* _EXTRAIT DU DOCUMENT_
....

» Nous allons engager le processus de sanction dès que les responsabilités seront établies «
Un dixième soldat français vient de trouver la mort dans le nord du Mali. Les promesses de Hollande d’une guerre rapide paraissent lointaines. Le Mali a encore de nombreux problèmes à surmonter, comme l’explique le premier ministre Moussa Mara dans cet entretien.
Alors qu’un dixième soldat français vient de trouver la mort dans le nord du Mali, le reste du pays continue de se battre non pas contre des groupes armés, mais contre ses vieux démons : faiblesse économique, corruption, clientélisme, mauvaise gouvernance.
Après la conquête d’une moitié du pays par des séparatistes touareg alliés à des groupes djihadistes en 2012, un coup d’État militaire la même année (celui du capitaine Amadou Sanogo), puis l’intervention militaire française de janvier 2013, des élections présidentielles et législatives ont eu lieu et un semblant de normalité est revenu dans le sud du pays, qui concentre la majorité des 15 millions d’habitants. Mais l’élection à la présidence d’Ibrahim Boubacar Keïta (surnommé IBK), un vieux routier de la politique malienne, dans une période où tout le monde appelait de ses vœux un renouveau des élites dirigeantes du pays, est apparue comme un retour en arrière. D’autant que, très vite, IBK a renoué avec les pratiques habituelles : nomination de membres de sa famille à des postes gouvernementaux, immobilisme face à la question touareg, et un double scandale de surfacturations concernant l’achat d’un Boeing présidentiel et des contrats militaires. Néanmoins, les défenseurs du président pointent les changements qu’il a commencé à mettre en œuvre, notamment le renouvellement du personnel politique. L’exemple emblématique en est la nomination de Moussa Mara au poste de premier ministre en avril 2014. Cet expert-comptable de 39 ans était présenté depuis plusieurs années comme une des figures majeures d’une nouvelle génération d’élus soucieux de remettre leur pays sur pied en mettant l’accent sur la bonne gouvernance. En mars 2013, nous avions rencontré Moussa Mara quand il était maire d’un quartier de la capitale Bamako et qu’il envisageait de se présenter à la présidentielle (ce qu’il a fait, recueillant 1,5 % des suffrages).
À l’époque, il tempêtait contre la » gérontocratie » et plaidait pour un rapprochement entre les élites et les citoyens. Aujourd’hui, il est la figure dominante du gouvernement malien. Il est aussi isolé car il sait bien que son pouvoir ne dépend que de la volonté présidentielle. Nous l’avons rencontré dans son bureau à Bamako à la mi-octobre.

....

* _EXTRAIT SOURCE_

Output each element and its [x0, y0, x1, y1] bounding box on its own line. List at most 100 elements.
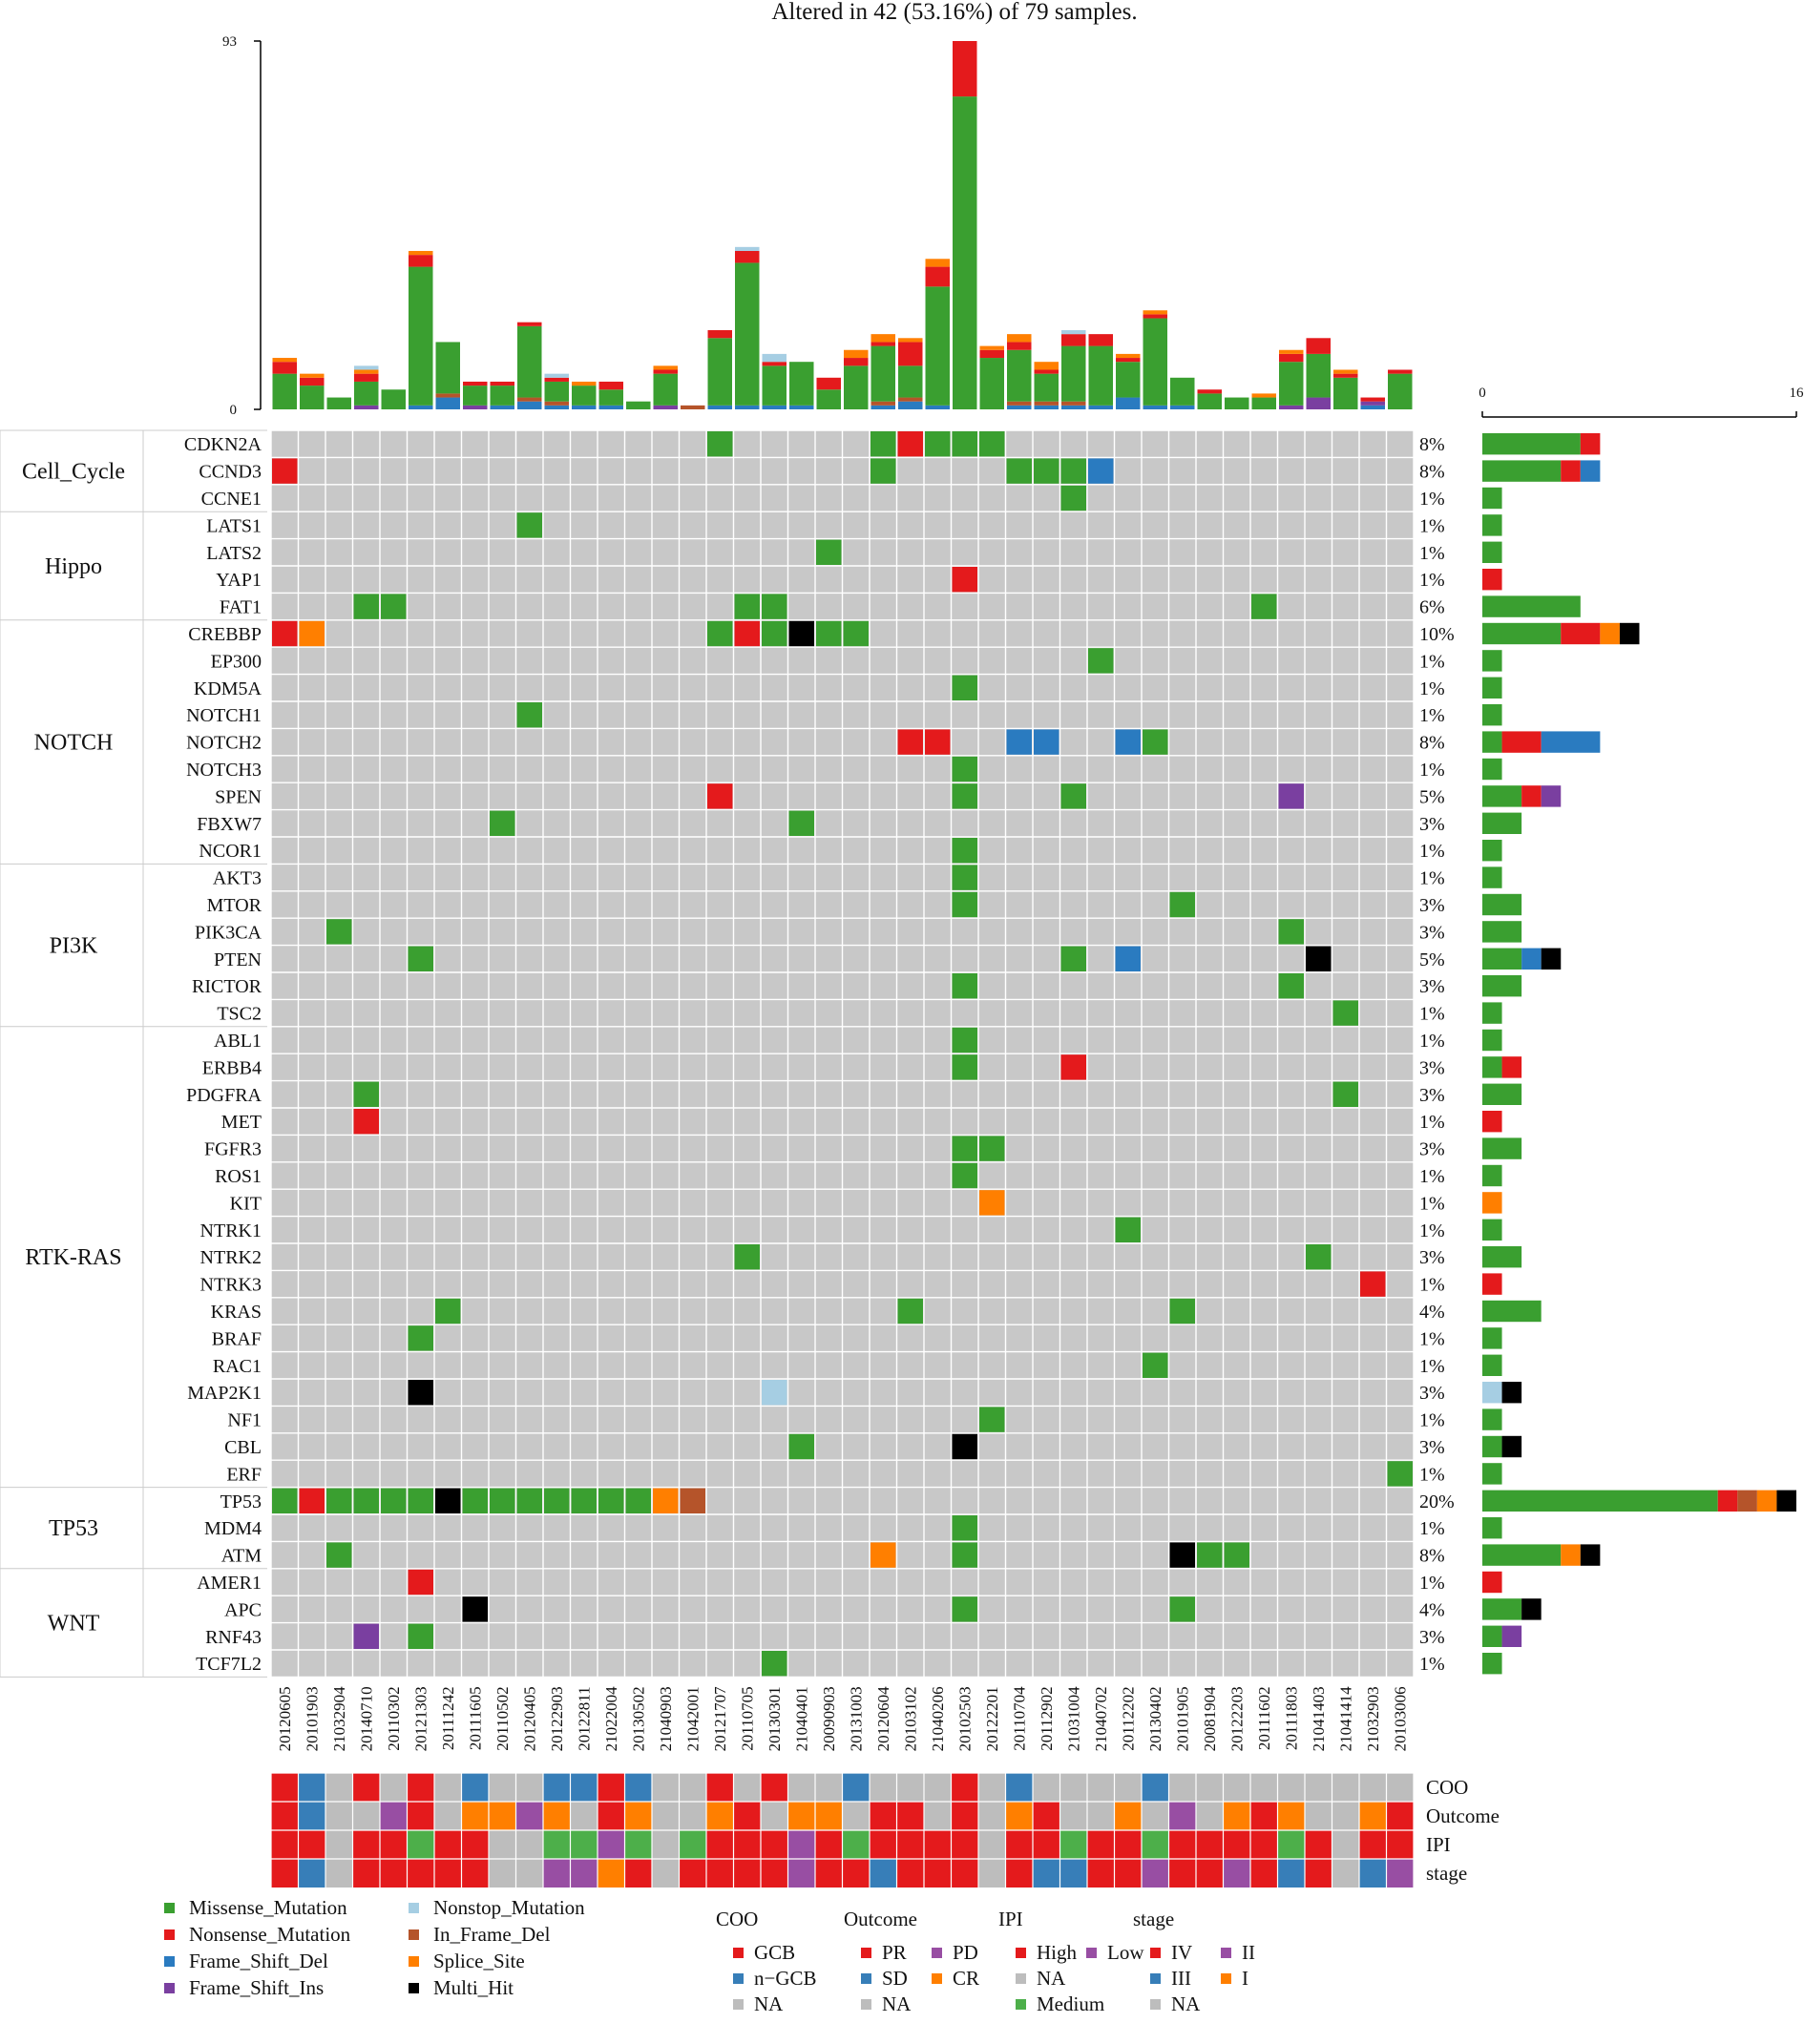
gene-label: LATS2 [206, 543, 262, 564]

....

* _TRAVAIL À FAIRE_
a) D'après l'article sur le Mali, quel pourcentage des suffrages Moussa Mara a-t-il obtenu à l'élection présidentielle ?
b) Recopiez à l'identique le passage de l'article sur le Mali qui commence par les mots contenant "À l’époque, il" et se termine par "à la mi-octobre.".

* _CORRIGÉ_
a) 1,5 % des suffrages.

b)
À l’époque, il tempêtait contre la » gérontocratie » et plaidait pour un rapprochement entre les élites et les citoyens. Aujourd’hui, il est la figure dominante du gouvernement malien. Il est aussi isolé car il sait bien que son pouvoir ne dépend que de la volonté présidentielle. Nous l’avons rencontré dans son bureau à Bamako à la mi-octobre.